### Your goal
Write each line exactly, from the line that holds "Output the text content of this document." through the final line of the material, and no other line.

Extracted records

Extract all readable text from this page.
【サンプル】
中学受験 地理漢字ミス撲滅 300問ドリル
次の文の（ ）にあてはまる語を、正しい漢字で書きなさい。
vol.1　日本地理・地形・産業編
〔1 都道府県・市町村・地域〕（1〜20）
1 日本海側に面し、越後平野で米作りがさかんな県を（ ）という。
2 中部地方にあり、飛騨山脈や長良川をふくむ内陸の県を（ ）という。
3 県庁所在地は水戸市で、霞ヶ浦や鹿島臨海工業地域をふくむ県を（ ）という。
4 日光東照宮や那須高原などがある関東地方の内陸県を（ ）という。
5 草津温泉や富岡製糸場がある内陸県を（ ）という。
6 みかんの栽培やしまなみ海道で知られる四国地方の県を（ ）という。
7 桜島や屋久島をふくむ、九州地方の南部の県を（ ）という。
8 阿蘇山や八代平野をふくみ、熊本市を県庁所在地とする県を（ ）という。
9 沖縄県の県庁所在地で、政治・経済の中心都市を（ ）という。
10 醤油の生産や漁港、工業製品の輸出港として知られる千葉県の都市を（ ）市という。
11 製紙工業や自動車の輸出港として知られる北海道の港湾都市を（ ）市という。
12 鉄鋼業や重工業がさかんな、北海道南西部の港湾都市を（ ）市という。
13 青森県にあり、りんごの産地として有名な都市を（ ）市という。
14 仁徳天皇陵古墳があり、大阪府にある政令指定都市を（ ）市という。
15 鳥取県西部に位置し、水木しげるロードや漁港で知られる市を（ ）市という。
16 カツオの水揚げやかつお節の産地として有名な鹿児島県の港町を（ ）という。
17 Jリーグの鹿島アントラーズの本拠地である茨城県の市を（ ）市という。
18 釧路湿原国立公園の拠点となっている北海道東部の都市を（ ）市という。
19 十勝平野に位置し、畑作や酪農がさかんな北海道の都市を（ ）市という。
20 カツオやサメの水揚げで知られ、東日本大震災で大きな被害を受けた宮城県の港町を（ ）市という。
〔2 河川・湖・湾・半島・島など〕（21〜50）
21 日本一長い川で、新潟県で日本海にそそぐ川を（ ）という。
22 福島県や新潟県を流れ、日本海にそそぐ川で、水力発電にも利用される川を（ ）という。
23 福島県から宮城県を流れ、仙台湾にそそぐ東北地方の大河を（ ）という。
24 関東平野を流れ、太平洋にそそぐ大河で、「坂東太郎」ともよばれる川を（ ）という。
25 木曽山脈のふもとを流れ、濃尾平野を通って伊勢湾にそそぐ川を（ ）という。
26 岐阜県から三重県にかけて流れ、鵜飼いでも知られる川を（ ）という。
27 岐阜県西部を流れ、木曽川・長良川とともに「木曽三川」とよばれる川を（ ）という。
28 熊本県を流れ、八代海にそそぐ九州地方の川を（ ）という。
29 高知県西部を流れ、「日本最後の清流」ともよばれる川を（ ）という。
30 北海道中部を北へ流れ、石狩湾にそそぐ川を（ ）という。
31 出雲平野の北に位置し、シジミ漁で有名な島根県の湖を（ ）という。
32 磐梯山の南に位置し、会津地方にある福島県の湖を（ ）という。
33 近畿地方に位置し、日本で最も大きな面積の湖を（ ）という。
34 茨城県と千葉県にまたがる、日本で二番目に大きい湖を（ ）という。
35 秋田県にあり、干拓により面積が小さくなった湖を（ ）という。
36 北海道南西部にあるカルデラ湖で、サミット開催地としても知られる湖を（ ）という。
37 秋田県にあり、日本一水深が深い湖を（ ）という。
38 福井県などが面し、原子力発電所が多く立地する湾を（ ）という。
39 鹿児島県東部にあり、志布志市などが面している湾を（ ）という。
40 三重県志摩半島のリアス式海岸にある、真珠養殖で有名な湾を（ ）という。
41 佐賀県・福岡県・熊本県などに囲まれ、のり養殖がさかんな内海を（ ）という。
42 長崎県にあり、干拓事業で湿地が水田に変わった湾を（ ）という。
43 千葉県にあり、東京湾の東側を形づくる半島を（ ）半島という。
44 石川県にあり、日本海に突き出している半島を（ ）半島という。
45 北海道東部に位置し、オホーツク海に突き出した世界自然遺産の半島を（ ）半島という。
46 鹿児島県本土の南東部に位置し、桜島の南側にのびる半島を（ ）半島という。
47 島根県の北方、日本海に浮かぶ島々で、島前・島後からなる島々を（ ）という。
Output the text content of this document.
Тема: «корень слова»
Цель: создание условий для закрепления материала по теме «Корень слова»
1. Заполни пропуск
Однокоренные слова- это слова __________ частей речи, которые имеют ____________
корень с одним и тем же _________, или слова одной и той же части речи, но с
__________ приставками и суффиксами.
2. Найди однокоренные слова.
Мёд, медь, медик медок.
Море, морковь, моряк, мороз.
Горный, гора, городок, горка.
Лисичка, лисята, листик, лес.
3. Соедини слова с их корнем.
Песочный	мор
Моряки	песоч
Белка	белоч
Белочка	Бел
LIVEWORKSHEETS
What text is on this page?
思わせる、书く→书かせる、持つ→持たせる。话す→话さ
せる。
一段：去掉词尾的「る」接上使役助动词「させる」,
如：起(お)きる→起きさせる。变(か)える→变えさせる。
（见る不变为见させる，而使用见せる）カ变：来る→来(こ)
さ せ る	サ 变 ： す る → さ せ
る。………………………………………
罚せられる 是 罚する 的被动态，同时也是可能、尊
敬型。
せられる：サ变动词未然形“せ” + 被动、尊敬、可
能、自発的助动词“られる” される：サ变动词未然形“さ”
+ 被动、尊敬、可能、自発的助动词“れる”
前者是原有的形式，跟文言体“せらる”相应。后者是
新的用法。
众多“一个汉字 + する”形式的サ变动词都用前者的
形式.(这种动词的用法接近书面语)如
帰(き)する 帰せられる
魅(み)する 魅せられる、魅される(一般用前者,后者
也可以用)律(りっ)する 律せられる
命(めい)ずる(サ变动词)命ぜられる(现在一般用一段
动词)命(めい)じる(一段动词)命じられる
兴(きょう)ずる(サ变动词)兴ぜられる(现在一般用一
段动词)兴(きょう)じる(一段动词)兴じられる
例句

### Correct response
Output the text content of this document.
Тема: «корень слова»
Цель: создание условий для закрепления материала по теме «Корень слова»
1. Заполни пропуск
Однокоренные слова- это слова __________ частей речи, которые имеют ____________
корень с одним и тем же _________, или слова одной и той же части речи, но с
__________ приставками и суффиксами.
2. Найди однокоренные слова.
Мёд, медь, медик медок.
Море, морковь, моряк, мороз.
Горный, гора, городок, горка.
Лисичка, лисята, листик, лес.
3. Соедини слова с их корнем.
Песочный	мор
Моряки	песоч
Белка	белоч
Белочка	Бел
LIVEWORKSHEETS
What text is on this page?
思わせる、书く→书かせる、持つ→持たせる。话す→话さ
せる。
一段：去掉词尾的「る」接上使役助动词「させる」,
如：起(お)きる→起きさせる。变(か)える→变えさせる。
（见る不变为见させる，而使用见せる）カ变：来る→来(こ)
さ せ る	サ 变 ： す る → さ せ
る。………………………………………
罚せられる 是 罚する 的被动态，同时也是可能、尊
敬型。
せられる：サ变动词未然形“せ” + 被动、尊敬、可
能、自発的助动词“られる” される：サ变动词未然形“さ”
+ 被动、尊敬、可能、自発的助动词“れる”
前者是原有的形式，跟文言体“せらる”相应。后者是
新的用法。
众多“一个汉字 + する”形式的サ变动词都用前者的
形式.(这种动词的用法接近书面语)如
帰(き)する 帰せられる
魅(み)する 魅せられる、魅される(一般用前者,后者
也可以用)律(りっ)する 律せられる
命(めい)ずる(サ变动词)命ぜられる(现在一般用一段
动词)命(めい)じる(一段动词)命じられる
兴(きょう)ずる(サ变动词)兴ぜられる(现在一般用一
段动词)兴(きょう)じる(一段动词)兴じられる
例句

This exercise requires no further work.